* **Exercise goal**:
From the data, return each line holding the word "alla".

[Dataset items]
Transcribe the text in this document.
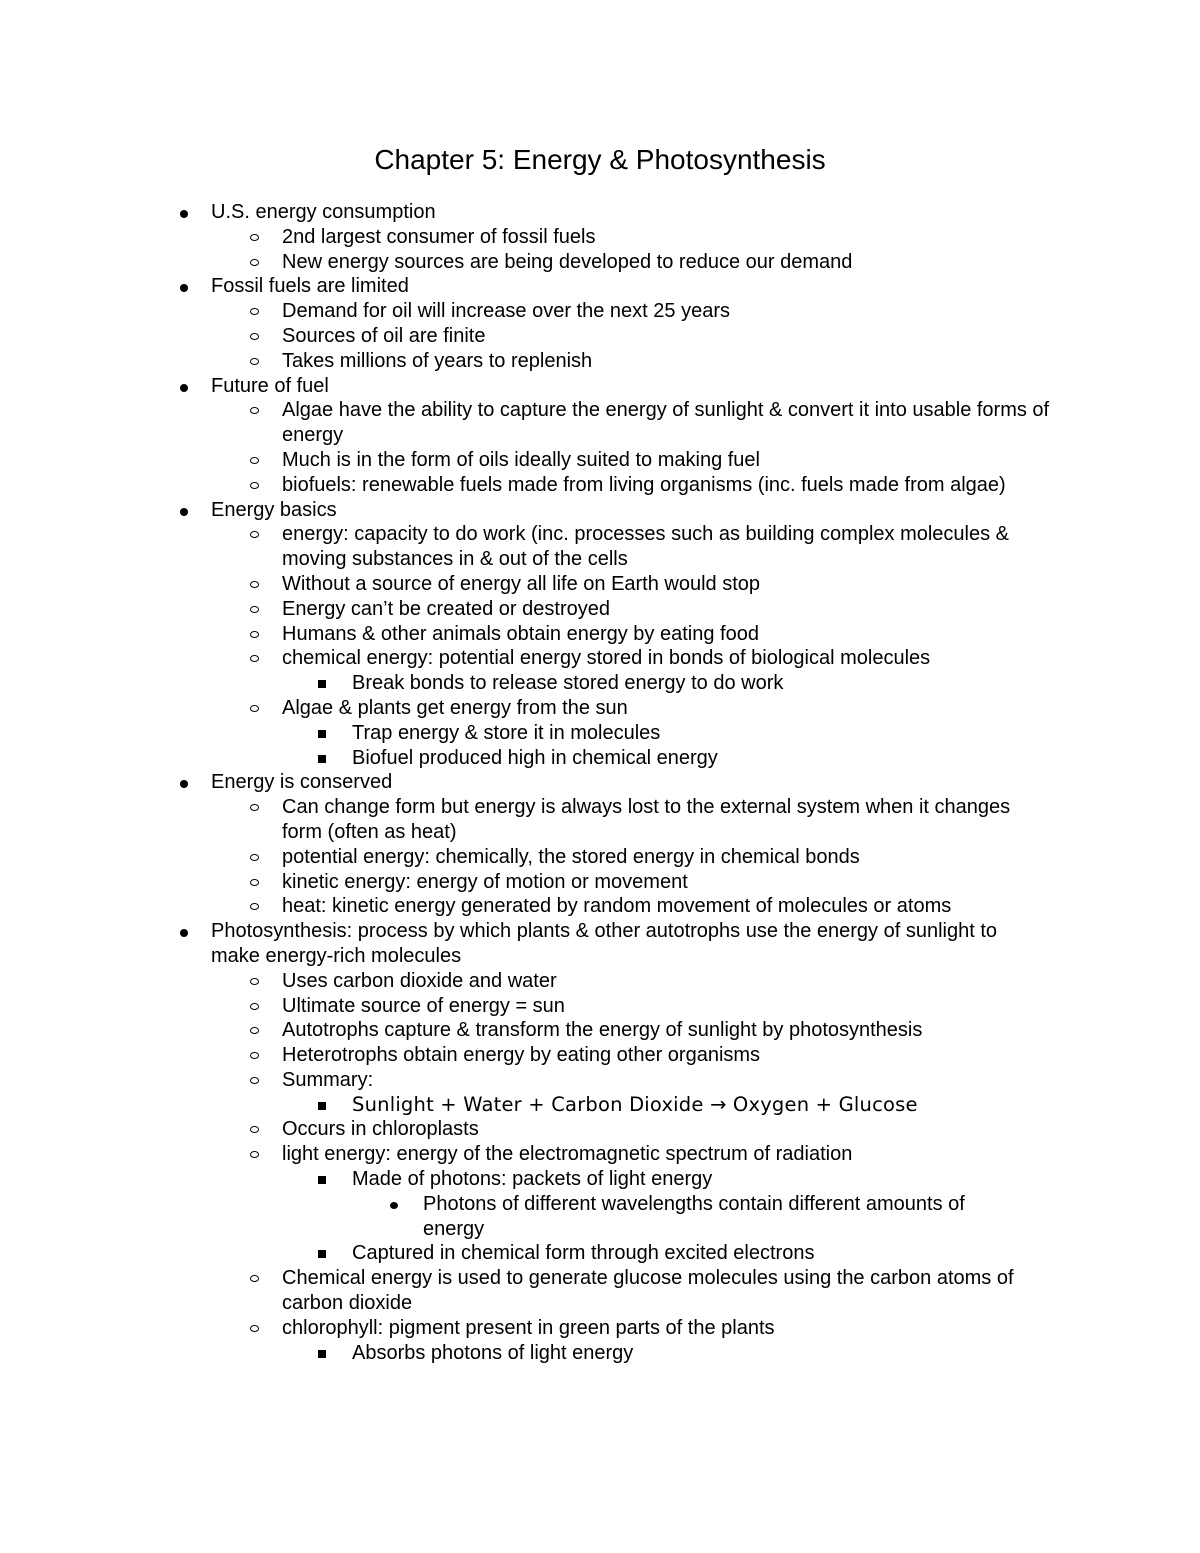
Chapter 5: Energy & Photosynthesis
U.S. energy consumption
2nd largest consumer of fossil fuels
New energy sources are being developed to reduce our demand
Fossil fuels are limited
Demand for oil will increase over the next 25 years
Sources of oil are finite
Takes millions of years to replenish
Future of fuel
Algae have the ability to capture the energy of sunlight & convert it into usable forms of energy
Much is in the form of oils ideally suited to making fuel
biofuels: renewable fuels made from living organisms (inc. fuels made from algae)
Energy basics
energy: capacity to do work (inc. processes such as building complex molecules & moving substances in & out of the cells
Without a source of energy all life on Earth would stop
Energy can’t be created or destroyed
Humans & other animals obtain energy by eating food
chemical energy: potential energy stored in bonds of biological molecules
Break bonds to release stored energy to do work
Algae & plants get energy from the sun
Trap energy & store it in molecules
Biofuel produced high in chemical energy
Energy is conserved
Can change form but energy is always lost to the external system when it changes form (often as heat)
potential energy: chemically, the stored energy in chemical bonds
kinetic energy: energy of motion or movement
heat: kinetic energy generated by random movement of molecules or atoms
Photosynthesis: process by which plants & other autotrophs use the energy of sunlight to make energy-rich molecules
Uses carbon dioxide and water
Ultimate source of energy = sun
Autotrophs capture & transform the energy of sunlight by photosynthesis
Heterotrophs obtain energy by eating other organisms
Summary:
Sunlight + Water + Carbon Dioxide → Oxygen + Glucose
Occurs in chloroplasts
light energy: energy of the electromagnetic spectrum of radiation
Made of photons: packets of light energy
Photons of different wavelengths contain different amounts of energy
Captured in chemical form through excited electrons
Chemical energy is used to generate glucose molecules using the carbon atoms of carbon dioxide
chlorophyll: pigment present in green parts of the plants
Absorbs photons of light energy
==
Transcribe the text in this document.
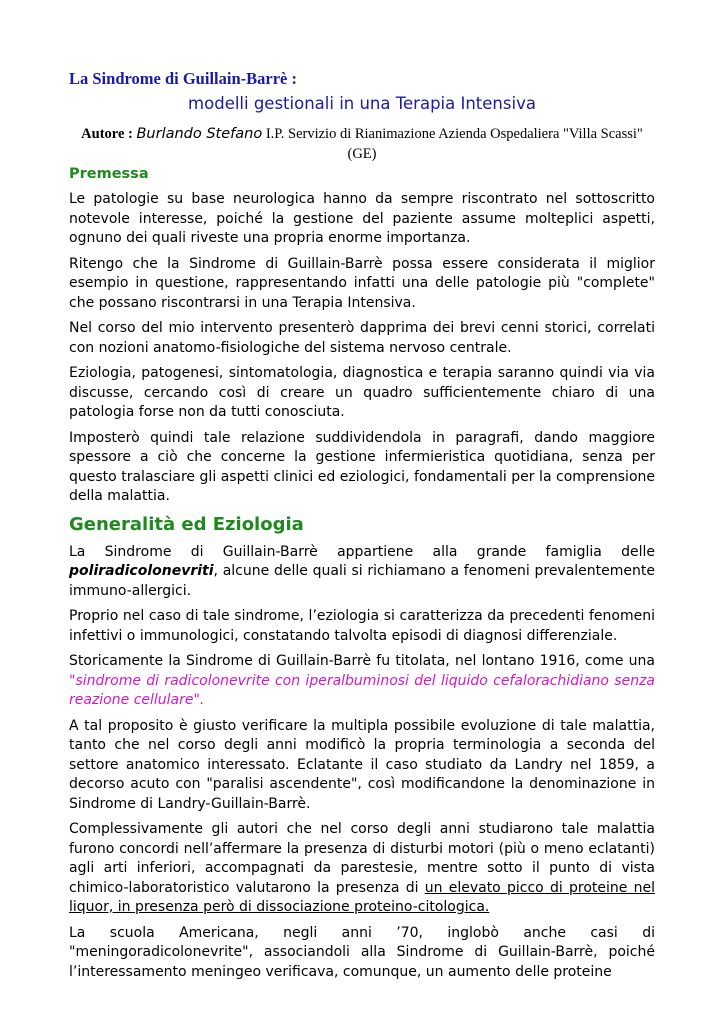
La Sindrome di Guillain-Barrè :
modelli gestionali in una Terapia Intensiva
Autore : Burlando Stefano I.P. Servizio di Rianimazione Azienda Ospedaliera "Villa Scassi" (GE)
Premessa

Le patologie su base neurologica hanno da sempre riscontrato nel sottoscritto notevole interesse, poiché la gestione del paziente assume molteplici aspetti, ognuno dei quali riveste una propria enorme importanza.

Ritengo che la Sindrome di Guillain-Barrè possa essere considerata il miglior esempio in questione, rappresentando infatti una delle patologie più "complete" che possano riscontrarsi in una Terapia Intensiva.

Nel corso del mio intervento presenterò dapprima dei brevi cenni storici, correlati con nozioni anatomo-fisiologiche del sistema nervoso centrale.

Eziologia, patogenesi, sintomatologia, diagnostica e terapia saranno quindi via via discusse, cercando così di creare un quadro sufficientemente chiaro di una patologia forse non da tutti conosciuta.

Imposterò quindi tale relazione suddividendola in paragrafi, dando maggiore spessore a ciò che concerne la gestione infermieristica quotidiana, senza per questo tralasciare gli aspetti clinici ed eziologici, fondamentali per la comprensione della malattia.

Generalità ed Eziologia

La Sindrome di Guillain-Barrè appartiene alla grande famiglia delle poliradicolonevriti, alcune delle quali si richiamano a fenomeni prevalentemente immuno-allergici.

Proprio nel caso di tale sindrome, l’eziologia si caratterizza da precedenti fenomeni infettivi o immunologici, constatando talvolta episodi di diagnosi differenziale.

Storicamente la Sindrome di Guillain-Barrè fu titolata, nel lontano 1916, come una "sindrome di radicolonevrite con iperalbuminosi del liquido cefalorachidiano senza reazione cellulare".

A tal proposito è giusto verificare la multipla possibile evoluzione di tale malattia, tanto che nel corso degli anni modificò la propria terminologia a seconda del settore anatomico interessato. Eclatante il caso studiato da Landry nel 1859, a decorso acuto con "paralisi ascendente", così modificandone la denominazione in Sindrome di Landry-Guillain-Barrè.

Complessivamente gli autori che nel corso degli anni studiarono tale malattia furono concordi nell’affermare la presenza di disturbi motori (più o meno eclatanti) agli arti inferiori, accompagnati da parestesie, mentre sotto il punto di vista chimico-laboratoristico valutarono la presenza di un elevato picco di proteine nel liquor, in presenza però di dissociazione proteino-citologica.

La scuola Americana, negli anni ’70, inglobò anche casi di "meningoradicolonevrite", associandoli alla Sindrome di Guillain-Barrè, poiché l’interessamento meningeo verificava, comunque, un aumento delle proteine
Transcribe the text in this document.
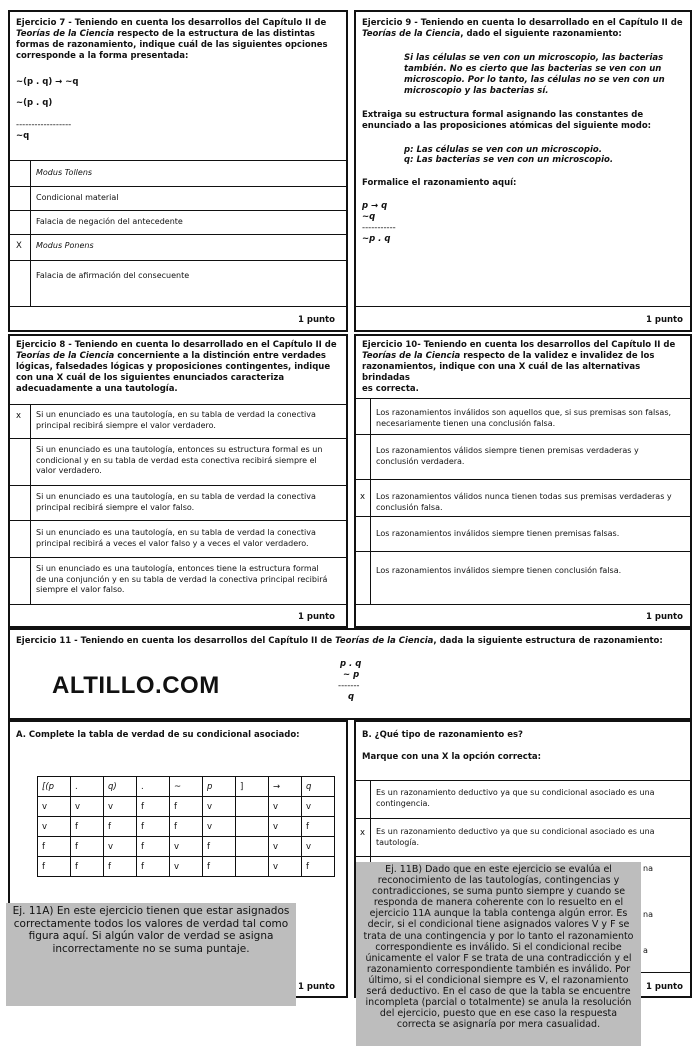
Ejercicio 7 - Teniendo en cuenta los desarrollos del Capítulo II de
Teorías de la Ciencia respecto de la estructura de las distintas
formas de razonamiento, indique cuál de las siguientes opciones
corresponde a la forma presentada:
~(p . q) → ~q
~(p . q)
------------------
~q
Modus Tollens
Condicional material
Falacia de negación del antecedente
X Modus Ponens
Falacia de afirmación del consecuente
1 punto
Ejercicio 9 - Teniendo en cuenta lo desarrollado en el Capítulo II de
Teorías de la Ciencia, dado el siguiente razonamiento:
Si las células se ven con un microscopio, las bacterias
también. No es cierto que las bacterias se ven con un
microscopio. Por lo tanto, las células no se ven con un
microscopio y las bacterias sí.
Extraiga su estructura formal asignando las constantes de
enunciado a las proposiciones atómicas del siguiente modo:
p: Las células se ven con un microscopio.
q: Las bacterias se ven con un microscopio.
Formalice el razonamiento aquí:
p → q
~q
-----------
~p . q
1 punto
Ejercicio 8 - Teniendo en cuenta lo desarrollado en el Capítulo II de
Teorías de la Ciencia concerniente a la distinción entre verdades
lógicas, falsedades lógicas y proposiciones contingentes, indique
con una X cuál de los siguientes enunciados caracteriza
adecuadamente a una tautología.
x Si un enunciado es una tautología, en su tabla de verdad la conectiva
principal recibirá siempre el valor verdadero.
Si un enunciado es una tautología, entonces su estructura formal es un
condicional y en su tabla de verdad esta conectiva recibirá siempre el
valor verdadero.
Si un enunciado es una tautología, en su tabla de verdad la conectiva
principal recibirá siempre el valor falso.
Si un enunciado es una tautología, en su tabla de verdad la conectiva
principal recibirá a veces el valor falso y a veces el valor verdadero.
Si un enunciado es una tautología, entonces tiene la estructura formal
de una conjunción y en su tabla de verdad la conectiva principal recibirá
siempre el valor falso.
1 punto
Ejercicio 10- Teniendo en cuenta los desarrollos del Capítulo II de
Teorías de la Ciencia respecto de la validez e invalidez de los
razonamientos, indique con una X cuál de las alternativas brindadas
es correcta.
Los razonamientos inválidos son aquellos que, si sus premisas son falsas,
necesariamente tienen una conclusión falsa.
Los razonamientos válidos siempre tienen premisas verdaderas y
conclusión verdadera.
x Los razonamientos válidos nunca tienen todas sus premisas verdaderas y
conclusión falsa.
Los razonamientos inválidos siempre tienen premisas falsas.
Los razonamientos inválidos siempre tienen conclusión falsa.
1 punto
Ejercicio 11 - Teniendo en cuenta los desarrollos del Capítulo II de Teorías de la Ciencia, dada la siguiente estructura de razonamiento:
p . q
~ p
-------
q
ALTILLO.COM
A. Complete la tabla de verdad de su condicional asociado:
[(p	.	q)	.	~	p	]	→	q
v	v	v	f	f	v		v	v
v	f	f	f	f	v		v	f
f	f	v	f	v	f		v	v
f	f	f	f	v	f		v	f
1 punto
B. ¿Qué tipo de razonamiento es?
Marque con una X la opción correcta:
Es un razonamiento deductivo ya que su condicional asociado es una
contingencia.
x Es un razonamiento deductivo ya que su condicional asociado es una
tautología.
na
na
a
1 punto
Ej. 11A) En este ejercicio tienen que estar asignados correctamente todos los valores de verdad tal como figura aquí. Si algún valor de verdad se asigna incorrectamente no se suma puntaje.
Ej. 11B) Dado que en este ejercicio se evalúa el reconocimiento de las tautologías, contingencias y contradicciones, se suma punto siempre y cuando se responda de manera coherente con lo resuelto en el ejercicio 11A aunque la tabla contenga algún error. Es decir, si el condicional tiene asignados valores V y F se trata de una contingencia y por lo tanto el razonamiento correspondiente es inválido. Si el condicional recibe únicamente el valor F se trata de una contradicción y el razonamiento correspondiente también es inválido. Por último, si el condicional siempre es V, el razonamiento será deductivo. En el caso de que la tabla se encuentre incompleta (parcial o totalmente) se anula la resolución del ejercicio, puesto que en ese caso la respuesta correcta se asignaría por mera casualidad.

* **Solution for this task**:
La Sindrome di Guillain-Barrè appartiene alla grande famiglia delle poliradicolonevriti, alcune delle quali si richiamano a fenomeni prevalentemente immuno-allergici.
La scuola Americana, negli anni ’70, inglobò anche casi di "meningoradicolonevrite", associandoli alla Sindrome di Guillain-Barrè, poiché l’interessamento meningeo verificava, comunque, un aumento delle proteine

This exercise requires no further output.